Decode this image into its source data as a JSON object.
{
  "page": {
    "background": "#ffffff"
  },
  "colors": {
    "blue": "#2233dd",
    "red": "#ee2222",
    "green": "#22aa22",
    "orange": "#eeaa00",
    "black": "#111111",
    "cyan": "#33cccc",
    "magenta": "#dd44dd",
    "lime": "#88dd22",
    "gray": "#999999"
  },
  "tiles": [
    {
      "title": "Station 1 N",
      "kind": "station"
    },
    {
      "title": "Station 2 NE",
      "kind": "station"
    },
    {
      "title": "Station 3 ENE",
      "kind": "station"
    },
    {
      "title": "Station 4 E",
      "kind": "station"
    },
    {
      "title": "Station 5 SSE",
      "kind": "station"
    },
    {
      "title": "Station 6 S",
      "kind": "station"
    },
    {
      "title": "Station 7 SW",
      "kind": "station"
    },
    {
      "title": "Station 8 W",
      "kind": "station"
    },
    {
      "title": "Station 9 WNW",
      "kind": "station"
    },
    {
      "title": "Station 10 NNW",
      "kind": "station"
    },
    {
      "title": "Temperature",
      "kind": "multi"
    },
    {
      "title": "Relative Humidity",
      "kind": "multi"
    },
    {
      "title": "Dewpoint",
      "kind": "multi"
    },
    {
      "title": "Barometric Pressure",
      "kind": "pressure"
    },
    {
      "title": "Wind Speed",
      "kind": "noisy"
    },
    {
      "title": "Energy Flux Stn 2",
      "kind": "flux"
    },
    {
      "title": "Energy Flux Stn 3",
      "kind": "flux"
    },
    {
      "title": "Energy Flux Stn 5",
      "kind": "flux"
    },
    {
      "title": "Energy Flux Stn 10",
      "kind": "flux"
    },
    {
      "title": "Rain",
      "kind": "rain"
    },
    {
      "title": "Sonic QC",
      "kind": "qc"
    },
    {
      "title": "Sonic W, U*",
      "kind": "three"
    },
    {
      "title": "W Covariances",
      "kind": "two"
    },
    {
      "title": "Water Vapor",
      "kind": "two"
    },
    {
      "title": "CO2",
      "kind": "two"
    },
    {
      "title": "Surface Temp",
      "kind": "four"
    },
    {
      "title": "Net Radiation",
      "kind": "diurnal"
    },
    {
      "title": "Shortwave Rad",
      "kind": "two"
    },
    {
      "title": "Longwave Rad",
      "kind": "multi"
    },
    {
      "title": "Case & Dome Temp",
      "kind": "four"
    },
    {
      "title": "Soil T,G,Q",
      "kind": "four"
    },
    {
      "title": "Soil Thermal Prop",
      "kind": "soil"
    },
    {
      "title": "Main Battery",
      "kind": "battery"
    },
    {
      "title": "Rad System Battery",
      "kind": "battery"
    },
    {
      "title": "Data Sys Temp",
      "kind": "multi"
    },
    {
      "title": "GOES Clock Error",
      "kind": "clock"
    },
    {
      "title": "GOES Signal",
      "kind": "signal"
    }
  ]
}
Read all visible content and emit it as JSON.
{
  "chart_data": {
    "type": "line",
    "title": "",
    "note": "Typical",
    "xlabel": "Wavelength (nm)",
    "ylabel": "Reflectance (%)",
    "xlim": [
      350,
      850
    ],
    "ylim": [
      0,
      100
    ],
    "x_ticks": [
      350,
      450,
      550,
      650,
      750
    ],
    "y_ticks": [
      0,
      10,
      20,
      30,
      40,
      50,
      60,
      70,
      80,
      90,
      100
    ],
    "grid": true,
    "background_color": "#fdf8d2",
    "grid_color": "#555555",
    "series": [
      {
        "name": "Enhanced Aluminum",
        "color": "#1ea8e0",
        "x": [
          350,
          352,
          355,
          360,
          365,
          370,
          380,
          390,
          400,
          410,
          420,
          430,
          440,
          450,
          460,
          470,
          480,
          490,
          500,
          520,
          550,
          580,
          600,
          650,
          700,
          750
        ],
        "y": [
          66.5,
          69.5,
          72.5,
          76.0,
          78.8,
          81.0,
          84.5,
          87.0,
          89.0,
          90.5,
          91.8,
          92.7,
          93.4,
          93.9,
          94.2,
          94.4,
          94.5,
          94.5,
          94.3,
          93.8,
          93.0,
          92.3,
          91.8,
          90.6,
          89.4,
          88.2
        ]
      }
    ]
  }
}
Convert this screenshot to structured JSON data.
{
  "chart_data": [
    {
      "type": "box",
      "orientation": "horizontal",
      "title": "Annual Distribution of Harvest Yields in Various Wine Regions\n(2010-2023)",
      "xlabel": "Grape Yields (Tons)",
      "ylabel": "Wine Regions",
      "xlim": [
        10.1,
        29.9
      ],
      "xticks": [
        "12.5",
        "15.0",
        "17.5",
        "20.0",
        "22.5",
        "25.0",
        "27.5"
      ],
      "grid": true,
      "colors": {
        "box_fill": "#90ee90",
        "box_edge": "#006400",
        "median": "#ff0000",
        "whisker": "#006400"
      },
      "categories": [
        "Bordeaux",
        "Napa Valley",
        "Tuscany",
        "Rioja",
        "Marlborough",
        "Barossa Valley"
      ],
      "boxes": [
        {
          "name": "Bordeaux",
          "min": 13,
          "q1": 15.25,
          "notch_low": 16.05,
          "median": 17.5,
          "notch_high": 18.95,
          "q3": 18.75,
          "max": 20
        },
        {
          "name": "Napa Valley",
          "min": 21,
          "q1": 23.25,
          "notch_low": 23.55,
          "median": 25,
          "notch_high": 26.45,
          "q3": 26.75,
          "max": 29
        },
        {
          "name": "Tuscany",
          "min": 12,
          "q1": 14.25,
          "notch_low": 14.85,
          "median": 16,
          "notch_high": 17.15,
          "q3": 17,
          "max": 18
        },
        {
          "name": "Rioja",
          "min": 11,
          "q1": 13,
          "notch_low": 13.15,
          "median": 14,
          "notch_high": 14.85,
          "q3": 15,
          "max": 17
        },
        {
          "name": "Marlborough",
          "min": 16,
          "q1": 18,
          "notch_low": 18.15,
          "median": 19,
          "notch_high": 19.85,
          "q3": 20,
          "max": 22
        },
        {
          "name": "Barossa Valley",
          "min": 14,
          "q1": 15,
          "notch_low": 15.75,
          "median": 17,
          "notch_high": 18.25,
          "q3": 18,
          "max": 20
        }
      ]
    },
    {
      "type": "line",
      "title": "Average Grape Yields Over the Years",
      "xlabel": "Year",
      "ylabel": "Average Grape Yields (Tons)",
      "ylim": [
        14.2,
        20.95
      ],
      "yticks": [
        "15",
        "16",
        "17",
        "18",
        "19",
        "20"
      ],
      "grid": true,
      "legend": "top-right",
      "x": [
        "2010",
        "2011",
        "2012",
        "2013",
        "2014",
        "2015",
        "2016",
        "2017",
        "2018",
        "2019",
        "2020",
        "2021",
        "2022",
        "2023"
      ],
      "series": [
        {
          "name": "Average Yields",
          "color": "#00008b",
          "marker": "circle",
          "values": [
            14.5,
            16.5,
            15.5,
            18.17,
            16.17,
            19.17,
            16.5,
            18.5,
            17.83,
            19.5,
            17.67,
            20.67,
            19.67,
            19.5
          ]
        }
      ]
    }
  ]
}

*The exercise:*
Every entry above needs to be quoted exactly.

*Written solution:*
Decode this image into its source data as a JSON object.
{
  "page": {
    "background": "#ffffff"
  },
  "colors": {
    "blue": "#2233dd",
    "red": "#ee2222",
    "green": "#22aa22",
    "orange": "#eeaa00",
    "black": "#111111",
    "cyan": "#33cccc",
    "magenta": "#dd44dd",
    "lime": "#88dd22",
    "gray": "#999999"
  },
  "tiles": [
    {
      "title": "Station 1 N",
      "kind": "station"
    },
    {
      "title": "Station 2 NE",
      "kind": "station"
    },
    {
      "title": "Station 3 ENE",
      "kind": "station"
    },
    {
      "title": "Station 4 E",
      "kind": "station"
    },
    {
      "title": "Station 5 SSE",
      "kind": "station"
    },
    {
      "title": "Station 6 S",
      "kind": "station"
    },
    {
      "title": "Station 7 SW",
      "kind": "station"
    },
    {
      "title": "Station 8 W",
      "kind": "station"
    },
    {
      "title": "Station 9 WNW",
      "kind": "station"
    },
    {
      "title": "Station 10 NNW",
      "kind": "station"
    },
    {
      "title": "Temperature",
      "kind": "multi"
    },
    {
      "title": "Relative Humidity",
      "kind": "multi"
    },
    {
      "title": "Dewpoint",
      "kind": "multi"
    },
    {
      "title": "Barometric Pressure",
      "kind": "pressure"
    },
    {
      "title": "Wind Speed",
      "kind": "noisy"
    },
    {
      "title": "Energy Flux Stn 2",
      "kind": "flux"
    },
    {
      "title": "Energy Flux Stn 3",
      "kind": "flux"
    },
    {
      "title": "Energy Flux Stn 5",
      "kind": "flux"
    },
    {
      "title": "Energy Flux Stn 10",
      "kind": "flux"
    },
    {
      "title": "Rain",
      "kind": "rain"
    },
    {
      "title": "Sonic QC",
      "kind": "qc"
    },
    {
      "title": "Sonic W, U*",
      "kind": "three"
    },
    {
      "title": "W Covariances",
      "kind": "two"
    },
    {
      "title": "Water Vapor",
      "kind": "two"
    },
    {
      "title": "CO2",
      "kind": "two"
    },
    {
      "title": "Surface Temp",
      "kind": "four"
    },
    {
      "title": "Net Radiation",
      "kind": "diurnal"
    },
    {
      "title": "Shortwave Rad",
      "kind": "two"
    },
    {
      "title": "Longwave Rad",
      "kind": "multi"
    },
    {
      "title": "Case & Dome Temp",
      "kind": "four"
    },
    {
      "title": "Soil T,G,Q",
      "kind": "four"
    },
    {
      "title": "Soil Thermal Prop",
      "kind": "soil"
    },
    {
      "title": "Main Battery",
      "kind": "battery"
    },
    {
      "title": "Rad System Battery",
      "kind": "battery"
    },
    {
      "title": "Data Sys Temp",
      "kind": "multi"
    },
    {
      "title": "GOES Clock Error",
      "kind": "clock"
    },
    {
      "title": "GOES Signal",
      "kind": "signal"
    }
  ]
}
Read all visible content and emit it as JSON.
{
  "chart_data": {
    "type": "line",
    "title": "",
    "note": "Typical",
    "xlabel": "Wavelength (nm)",
    "ylabel": "Reflectance (%)",
    "xlim": [
      350,
      850
    ],
    "ylim": [
      0,
      100
    ],
    "x_ticks": [
      350,
      450,
      550,
      650,
      750
    ],
    "y_ticks": [
      0,
      10,
      20,
      30,
      40,
      50,
      60,
      70,
      80,
      90,
      100
    ],
    "grid": true,
    "background_color": "#fdf8d2",
    "grid_color": "#555555",
    "series": [
      {
        "name": "Enhanced Aluminum",
        "color": "#1ea8e0",
        "x": [
          350,
          352,
          355,
          360,
          365,
          370,
          380,
          390,
          400,
          410,
          420,
          430,
          440,
          450,
          460,
          470,
          480,
          490,
          500,
          520,
          550,
          580,
          600,
          650,
          700,
          750
        ],
        "y": [
          66.5,
          69.5,
          72.5,
          76.0,
          78.8,
          81.0,
          84.5,
          87.0,
          89.0,
          90.5,
          91.8,
          92.7,
          93.4,
          93.9,
          94.2,
          94.4,
          94.5,
          94.5,
          94.3,
          93.8,
          93.0,
          92.3,
          91.8,
          90.6,
          89.4,
          88.2
        ]
      }
    ]
  }
}
Convert this screenshot to structured JSON data.
{
  "chart_data": [
    {
      "type": "box",
      "orientation": "horizontal",
      "title": "Annual Distribution of Harvest Yields in Various Wine Regions\n(2010-2023)",
      "xlabel": "Grape Yields (Tons)",
      "ylabel": "Wine Regions",
      "xlim": [
        10.1,
        29.9
      ],
      "xticks": [
        "12.5",
        "15.0",
        "17.5",
        "20.0",
        "22.5",
        "25.0",
        "27.5"
      ],
      "grid": true,
      "colors": {
        "box_fill": "#90ee90",
        "box_edge": "#006400",
        "median": "#ff0000",
        "whisker": "#006400"
      },
      "categories": [
        "Bordeaux",
        "Napa Valley",
        "Tuscany",
        "Rioja",
        "Marlborough",
        "Barossa Valley"
      ],
      "boxes": [
        {
          "name": "Bordeaux",
          "min": 13,
          "q1": 15.25,
          "notch_low": 16.05,
          "median": 17.5,
          "notch_high": 18.95,
          "q3": 18.75,
          "max": 20
        },
        {
          "name": "Napa Valley",
          "min": 21,
          "q1": 23.25,
          "notch_low": 23.55,
          "median": 25,
          "notch_high": 26.45,
          "q3": 26.75,
          "max": 29
        },
        {
          "name": "Tuscany",
          "min": 12,
          "q1": 14.25,
          "notch_low": 14.85,
          "median": 16,
          "notch_high": 17.15,
          "q3": 17,
          "max": 18
        },
        {
          "name": "Rioja",
          "min": 11,
          "q1": 13,
          "notch_low": 13.15,
          "median": 14,
          "notch_high": 14.85,
          "q3": 15,
          "max": 17
        },
        {
          "name": "Marlborough",
          "min": 16,
          "q1": 18,
          "notch_low": 18.15,
          "median": 19,
          "notch_high": 19.85,
          "q3": 20,
          "max": 22
        },
        {
          "name": "Barossa Valley",
          "min": 14,
          "q1": 15,
          "notch_low": 15.75,
          "median": 17,
          "notch_high": 18.25,
          "q3": 18,
          "max": 20
        }
      ]
    },
    {
      "type": "line",
      "title": "Average Grape Yields Over the Years",
      "xlabel": "Year",
      "ylabel": "Average Grape Yields (Tons)",
      "ylim": [
        14.2,
        20.95
      ],
      "yticks": [
        "15",
        "16",
        "17",
        "18",
        "19",
        "20"
      ],
      "grid": true,
      "legend": "top-right",
      "x": [
        "2010",
        "2011",
        "2012",
        "2013",
        "2014",
        "2015",
        "2016",
        "2017",
        "2018",
        "2019",
        "2020",
        "2021",
        "2022",
        "2023"
      ],
      "series": [
        {
          "name": "Average Yields",
          "color": "#00008b",
          "marker": "circle",
          "values": [
            14.5,
            16.5,
            15.5,
            18.17,
            16.17,
            19.17,
            16.5,
            18.5,
            17.83,
            19.5,
            17.67,
            20.67,
            19.67,
            19.5
          ]
        }
      ]
    }
  ]
}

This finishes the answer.